[Exercise aim] Copy every line below where the string "whishi" is found.

[Items from a figure collection]
- - -
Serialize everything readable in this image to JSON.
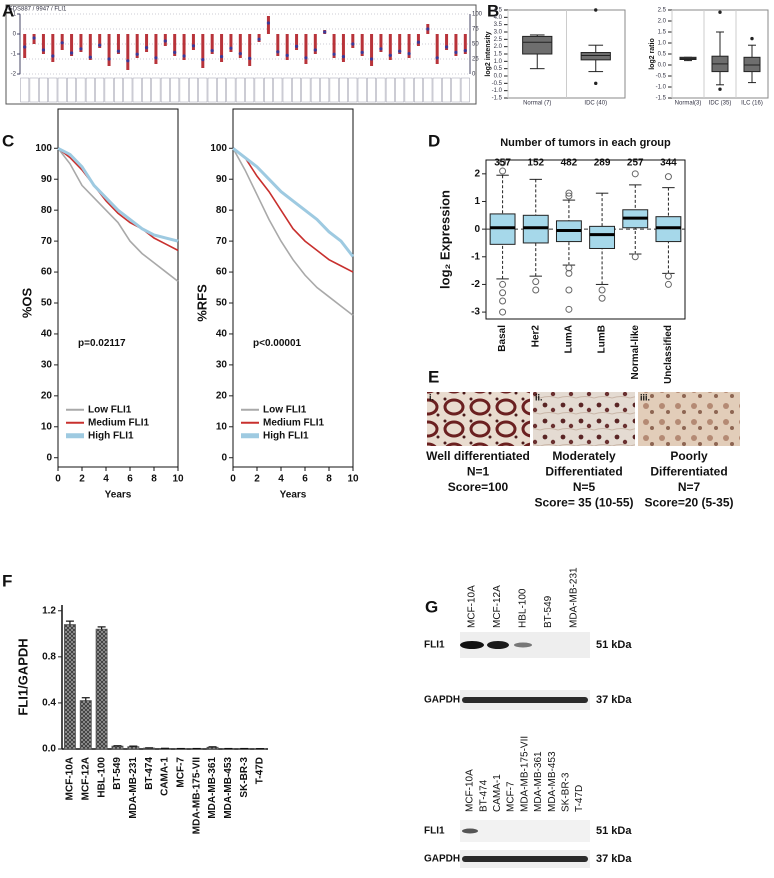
{
  "panel_labels": [
    "A",
    "B",
    "C",
    "D",
    "E",
    "F",
    "G"
  ],
  "chart_data": [
    {
      "type": "bar",
      "title": "GDS887 / 9947 / FLI1",
      "categories": [
        null,
        null,
        null,
        null,
        null,
        null,
        null,
        null,
        null,
        null,
        null,
        null,
        null,
        null,
        null,
        null,
        null,
        null,
        null,
        null,
        null,
        null,
        null,
        null,
        null,
        null,
        null,
        null,
        null,
        null,
        null,
        null,
        null,
        null,
        null,
        null,
        null,
        null,
        null,
        null,
        null,
        null,
        null,
        null,
        null,
        null,
        null,
        null
      ],
      "series": [
        {
          "color": "#b8333a",
          "values": [
            -1.2,
            -0.5,
            -1.0,
            -1.4,
            -0.8,
            -1.1,
            -0.9,
            -1.3,
            -0.7,
            -1.6,
            -1.0,
            -1.8,
            -1.2,
            -0.9,
            -1.5,
            -0.6,
            -1.1,
            -1.3,
            -0.8,
            -1.7,
            -1.0,
            -1.4,
            -0.9,
            -1.2,
            -1.6,
            -0.4,
            0.9,
            -1.1,
            -1.3,
            -0.8,
            -1.5,
            -1.0,
            0.2,
            -1.2,
            -1.4,
            -0.7,
            -1.1,
            -1.6,
            -0.9,
            -1.3,
            -1.0,
            -1.2,
            -0.6,
            0.5,
            -1.5,
            -0.8,
            -1.1,
            -1.0
          ]
        },
        {
          "color": "#3a3a9a",
          "axis": "y2",
          "marker": "dot",
          "values": [
            45,
            60,
            40,
            30,
            52,
            35,
            42,
            28,
            48,
            25,
            38,
            22,
            33,
            44,
            27,
            55,
            36,
            30,
            47,
            24,
            39,
            29,
            43,
            34,
            26,
            58,
            85,
            37,
            31,
            46,
            27,
            40,
            70,
            33,
            29,
            50,
            36,
            25,
            42,
            31,
            38,
            34,
            53,
            75,
            27,
            45,
            36,
            39
          ]
        }
      ],
      "ylim": [
        -2,
        1
      ],
      "yticks": [
        1,
        0,
        -1,
        -2
      ],
      "y2lim": [
        0,
        100
      ],
      "y2ticks": [
        100,
        75,
        50,
        25,
        0
      ]
    },
    {
      "type": "box",
      "y_label": "log2 intensity",
      "color": "#6e6e6e",
      "categories": [
        "Normal (7)",
        "IDC (40)"
      ],
      "boxes": [
        {
          "whislo": 0.5,
          "q1": 1.5,
          "med": 2.3,
          "q3": 2.7,
          "whishi": 2.8,
          "fliers": []
        },
        {
          "whislo": 0.3,
          "q1": 1.1,
          "med": 1.4,
          "q3": 1.6,
          "whishi": 2.1,
          "fliers": [
            4.5,
            -0.5
          ]
        }
      ],
      "ylim": [
        -1.5,
        4.5
      ],
      "yticks": [
        4.5,
        {
          "value": 4,
          "label": "4.0"
        },
        3.5,
        {
          "value": 3,
          "label": "3.0"
        },
        2.5,
        {
          "value": 2,
          "label": "2.0"
        },
        1.5,
        {
          "value": 1,
          "label": "1.0"
        },
        0.5,
        {
          "value": 0,
          "label": "0.0"
        },
        -0.5,
        {
          "value": -1,
          "label": "-1.0"
        },
        -1.5
      ]
    },
    {
      "type": "box",
      "y_label": "log2 ratio",
      "color": "#6e6e6e",
      "categories": [
        "Normal(3)",
        "IDC (35)",
        "ILC (16)"
      ],
      "boxes": [
        {
          "whislo": 0.2,
          "q1": 0.25,
          "med": 0.3,
          "q3": 0.35,
          "whishi": 0.35,
          "fliers": []
        },
        {
          "whislo": -0.9,
          "q1": -0.3,
          "med": 0.05,
          "q3": 0.4,
          "whishi": 1.5,
          "fliers": [
            2.4,
            -1.1
          ]
        },
        {
          "whislo": -0.8,
          "q1": -0.3,
          "med": 0.0,
          "q3": 0.35,
          "whishi": 0.9,
          "fliers": [
            1.2
          ]
        }
      ],
      "ylim": [
        -1.5,
        2.5
      ],
      "yticks": [
        2.5,
        {
          "value": 2,
          "label": "2.0"
        },
        1.5,
        {
          "value": 1,
          "label": "1.0"
        },
        0.5,
        {
          "value": 0,
          "label": "0.0"
        },
        -0.5,
        {
          "value": -1,
          "label": "-1.0"
        },
        -1.5
      ]
    },
    {
      "type": "line",
      "y_label": "%OS",
      "x_label": "Years",
      "annotation": "p=0.02117",
      "x": [
        0,
        1,
        2,
        3,
        4,
        5,
        6,
        7,
        8,
        9,
        10
      ],
      "series": [
        {
          "name": "Low FLI1",
          "color": "#a9a9a9",
          "values": [
            100,
            95,
            88,
            84,
            80,
            76,
            70,
            66,
            63,
            60,
            57
          ]
        },
        {
          "name": "Medium FLI1",
          "color": "#c8302e",
          "values": [
            100,
            97,
            93,
            88,
            83,
            79,
            76,
            74,
            71,
            69,
            67
          ]
        },
        {
          "name": "High FLI1",
          "color": "#9ecae1",
          "values": [
            100,
            98,
            94,
            88,
            84,
            80,
            77,
            74,
            72,
            71,
            70
          ]
        }
      ],
      "xlim": [
        0,
        10
      ],
      "xticks": [
        0,
        2,
        4,
        6,
        8,
        10
      ],
      "ylim": [
        -3,
        103
      ],
      "yticks": [
        0,
        10,
        20,
        30,
        40,
        50,
        60,
        70,
        80,
        90,
        100
      ]
    },
    {
      "type": "line",
      "y_label": "%RFS",
      "x_label": "Years",
      "annotation": "p<0.00001",
      "x": [
        0,
        1,
        2,
        3,
        4,
        5,
        6,
        7,
        8,
        9,
        10
      ],
      "series": [
        {
          "name": "Low FLI1",
          "color": "#a9a9a9",
          "values": [
            100,
            93,
            85,
            77,
            70,
            64,
            59,
            55,
            52,
            49,
            46
          ]
        },
        {
          "name": "Medium FLI1",
          "color": "#c8302e",
          "values": [
            100,
            97,
            91,
            86,
            80,
            74,
            70,
            67,
            64,
            62,
            60
          ]
        },
        {
          "name": "High FLI1",
          "color": "#9ecae1",
          "values": [
            100,
            97,
            94,
            90,
            86,
            83,
            80,
            77,
            73,
            70,
            65
          ]
        }
      ],
      "xlim": [
        0,
        10
      ],
      "xticks": [
        0,
        2,
        4,
        6,
        8,
        10
      ],
      "ylim": [
        -3,
        103
      ],
      "yticks": [
        0,
        10,
        20,
        30,
        40,
        50,
        60,
        70,
        80,
        90,
        100
      ]
    },
    {
      "type": "box",
      "title": "Number of tumors in each group",
      "y_label": "log₂ Expression",
      "color": "#a6d8ea",
      "counts": [
        357,
        152,
        482,
        289,
        257,
        344
      ],
      "categories": [
        "Basal",
        "Her2",
        "LumA",
        "LumB",
        "Normal-like",
        "Unclassified"
      ],
      "boxes": [
        {
          "whislo": -1.8,
          "q1": -0.55,
          "med": 0.05,
          "q3": 0.55,
          "whishi": 1.95,
          "fliers": [
            2.4,
            2.1,
            -2.0,
            -2.3,
            -2.6,
            -3.0
          ]
        },
        {
          "whislo": -1.7,
          "q1": -0.5,
          "med": 0.05,
          "q3": 0.5,
          "whishi": 1.8,
          "fliers": [
            -1.9,
            -2.2
          ]
        },
        {
          "whislo": -1.3,
          "q1": -0.45,
          "med": -0.05,
          "q3": 0.3,
          "whishi": 1.05,
          "fliers": [
            1.3,
            1.2,
            -1.4,
            -1.6,
            -2.2,
            -2.9
          ]
        },
        {
          "whislo": -2.0,
          "q1": -0.7,
          "med": -0.2,
          "q3": 0.1,
          "whishi": 1.3,
          "fliers": [
            -2.2,
            -2.5
          ]
        },
        {
          "whislo": -0.9,
          "q1": 0.05,
          "med": 0.4,
          "q3": 0.7,
          "whishi": 1.6,
          "fliers": [
            2.0,
            -1.0
          ]
        },
        {
          "whislo": -1.6,
          "q1": -0.45,
          "med": 0.05,
          "q3": 0.45,
          "whishi": 1.5,
          "fliers": [
            1.9,
            -1.7,
            -2.0
          ]
        }
      ],
      "ylim": [
        -3.25,
        2.5
      ],
      "yticks": [
        -3,
        -2,
        -1,
        0,
        1,
        2
      ]
    },
    {
      "type": "bar",
      "y_label": "FLI1/GAPDH",
      "color": "#555555",
      "categories": [
        "MCF-10A",
        "MCF-12A",
        "HBL-100",
        "BT-549",
        "MDA-MB-231",
        "BT-474",
        "CAMA-1",
        "MCF-7",
        "MDA-MB-175-VII",
        "MDA-MB-361",
        "MDA-MB-453",
        "SK-BR-3",
        "T-47D"
      ],
      "values": [
        1.08,
        0.42,
        1.04,
        0.025,
        0.02,
        0.008,
        0.005,
        0.003,
        0.003,
        0.015,
        0.003,
        0.003,
        0.002
      ],
      "errors": [
        0.03,
        0.025,
        0.02,
        0.003,
        0.005,
        0.002,
        0.001,
        0.001,
        0.001,
        0.004,
        0.001,
        0.001,
        0.001
      ],
      "ylim": [
        0,
        1.25
      ],
      "yticks": [
        {
          "value": 0,
          "label": "0.0"
        },
        0.4,
        0.8,
        1.2
      ]
    }
  ],
  "histology": [
    {
      "label": "i.",
      "caption": [
        "Well differentiated",
        "N=1",
        "Score=100"
      ]
    },
    {
      "label": "ii.",
      "caption": [
        "Moderately",
        "Differentiated",
        "N=5",
        "Score= 35 (10-55)"
      ]
    },
    {
      "label": "iii.",
      "caption": [
        "Poorly",
        "Differentiated",
        "N=7",
        "Score=20 (5-35)"
      ]
    }
  ],
  "blots": [
    {
      "lanes": [
        "MCF-10A",
        "MCF-12A",
        "HBL-100",
        "BT-549",
        "MDA-MB-231"
      ],
      "rows": [
        {
          "label": "FLI1",
          "size": "51 kDa"
        },
        {
          "label": "GAPDH",
          "size": "37 kDa"
        }
      ]
    },
    {
      "lanes": [
        "MCF-10A",
        "BT-474",
        "CAMA-1",
        "MCF-7",
        "MDA-MB-175-VII",
        "MDA-MB-361",
        "MDA-MB-453",
        "SK-BR-3",
        "T-47D"
      ],
      "rows": [
        {
          "label": "FLI1",
          "size": "51 kDa"
        },
        {
          "label": "GAPDH",
          "size": "37 kDa"
        }
      ]
    }
  ]
}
- - -
[Worked solution]
          "whishi": 2.8,
          "whishi": 2.1,
          "whishi": 0.35,
          "whishi": 1.5,
          "whishi": 0.9,
          "whishi": 1.95,
          "whishi": 1.8,
          "whishi": 1.05,
          "whishi": 1.3,
          "whishi": 1.6,
          "whishi": 1.5,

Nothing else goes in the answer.